Spatial annotation data
┌──

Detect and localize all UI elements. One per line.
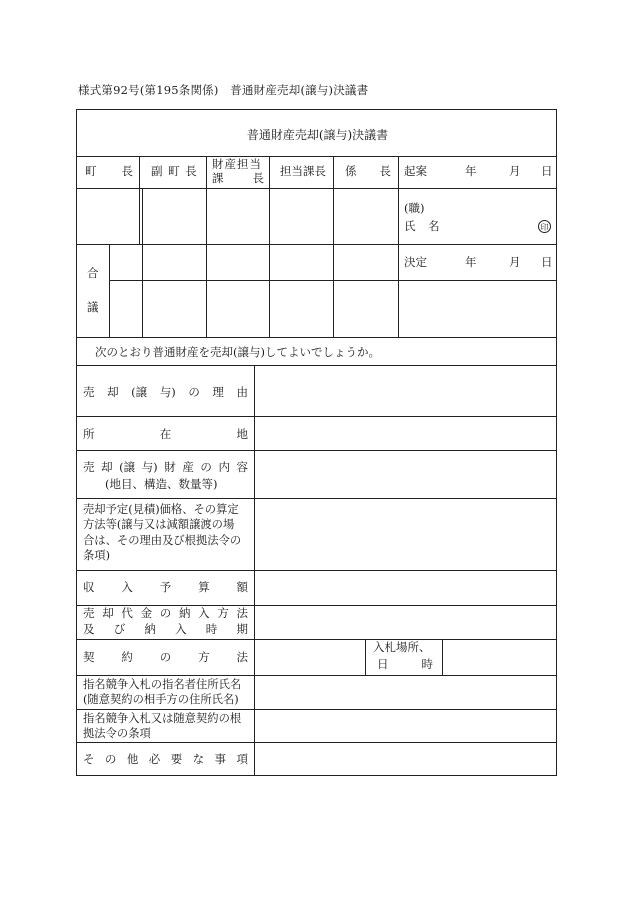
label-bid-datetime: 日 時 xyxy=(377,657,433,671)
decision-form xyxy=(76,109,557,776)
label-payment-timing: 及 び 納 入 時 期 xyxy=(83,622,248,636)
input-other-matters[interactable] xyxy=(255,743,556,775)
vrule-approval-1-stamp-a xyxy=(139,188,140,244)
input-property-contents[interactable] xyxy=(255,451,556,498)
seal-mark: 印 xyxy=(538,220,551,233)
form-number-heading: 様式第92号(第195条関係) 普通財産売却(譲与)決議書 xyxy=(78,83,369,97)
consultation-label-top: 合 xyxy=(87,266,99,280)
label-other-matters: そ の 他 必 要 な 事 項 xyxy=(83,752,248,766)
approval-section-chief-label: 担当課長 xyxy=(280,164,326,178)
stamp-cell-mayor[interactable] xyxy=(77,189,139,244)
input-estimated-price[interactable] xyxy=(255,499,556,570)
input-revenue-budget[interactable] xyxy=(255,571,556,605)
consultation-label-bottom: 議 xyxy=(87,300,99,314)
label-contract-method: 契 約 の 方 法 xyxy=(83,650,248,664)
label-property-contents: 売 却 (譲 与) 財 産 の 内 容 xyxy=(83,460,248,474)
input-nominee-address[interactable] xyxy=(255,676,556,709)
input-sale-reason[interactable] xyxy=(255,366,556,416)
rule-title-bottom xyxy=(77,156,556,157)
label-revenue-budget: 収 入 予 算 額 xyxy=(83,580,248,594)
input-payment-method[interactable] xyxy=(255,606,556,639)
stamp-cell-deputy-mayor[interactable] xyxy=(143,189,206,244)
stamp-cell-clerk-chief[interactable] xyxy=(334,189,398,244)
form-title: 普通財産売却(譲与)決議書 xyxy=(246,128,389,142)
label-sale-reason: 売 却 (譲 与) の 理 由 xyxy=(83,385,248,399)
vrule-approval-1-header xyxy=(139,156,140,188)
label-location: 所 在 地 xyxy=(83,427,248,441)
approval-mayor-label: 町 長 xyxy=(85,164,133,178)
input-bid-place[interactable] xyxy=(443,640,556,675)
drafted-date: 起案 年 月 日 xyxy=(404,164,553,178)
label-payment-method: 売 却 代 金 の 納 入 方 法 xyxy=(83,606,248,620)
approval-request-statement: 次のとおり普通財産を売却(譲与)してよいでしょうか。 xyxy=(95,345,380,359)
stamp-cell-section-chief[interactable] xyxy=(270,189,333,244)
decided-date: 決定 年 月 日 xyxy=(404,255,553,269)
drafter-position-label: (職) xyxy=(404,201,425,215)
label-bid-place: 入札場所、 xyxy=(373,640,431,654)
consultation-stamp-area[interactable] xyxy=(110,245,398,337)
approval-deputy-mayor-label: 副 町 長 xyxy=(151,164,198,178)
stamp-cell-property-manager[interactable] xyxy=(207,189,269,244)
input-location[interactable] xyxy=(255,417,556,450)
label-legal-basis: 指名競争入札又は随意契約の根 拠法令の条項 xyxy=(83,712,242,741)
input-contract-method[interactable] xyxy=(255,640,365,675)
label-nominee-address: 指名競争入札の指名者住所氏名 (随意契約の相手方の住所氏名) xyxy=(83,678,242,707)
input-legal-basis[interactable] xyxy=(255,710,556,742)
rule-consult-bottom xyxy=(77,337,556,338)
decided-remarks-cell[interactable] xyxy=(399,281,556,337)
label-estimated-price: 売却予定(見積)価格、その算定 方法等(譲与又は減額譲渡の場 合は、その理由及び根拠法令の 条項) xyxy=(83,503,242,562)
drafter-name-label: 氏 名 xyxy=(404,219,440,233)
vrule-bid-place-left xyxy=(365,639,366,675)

└──

■ Task
Repeat the lines between the one holding "label-bid-datetime: 日 時" and the one holding "label-contract-method: 契 約", inclusive.

■ Result
label-bid-datetime: 日 時 xyxy=(377,657,433,671)
decision-form xyxy=(76,109,557,776)
label-payment-timing: 及 び 納 入 時 期 xyxy=(83,622,248,636)
input-other-matters[interactable] xyxy=(255,743,556,775)
vrule-approval-1-stamp-a xyxy=(139,188,140,244)
input-property-contents[interactable] xyxy=(255,451,556,498)
seal-mark: 印 xyxy=(538,220,551,233)
form-number-heading: 様式第92号(第195条関係) 普通財産売却(譲与)決議書 xyxy=(78,83,369,97)
consultation-label-top: 合 xyxy=(87,266,99,280)
label-other-matters: そ の 他 必 要 な 事 項 xyxy=(83,752,248,766)
approval-section-chief-label: 担当課長 xyxy=(280,164,326,178)
stamp-cell-mayor[interactable] xyxy=(77,189,139,244)
input-estimated-price[interactable] xyxy=(255,499,556,570)
input-revenue-budget[interactable] xyxy=(255,571,556,605)
consultation-label-bottom: 議 xyxy=(87,300,99,314)
label-contract-method: 契 約 の 方 法 xyxy=(83,650,248,664)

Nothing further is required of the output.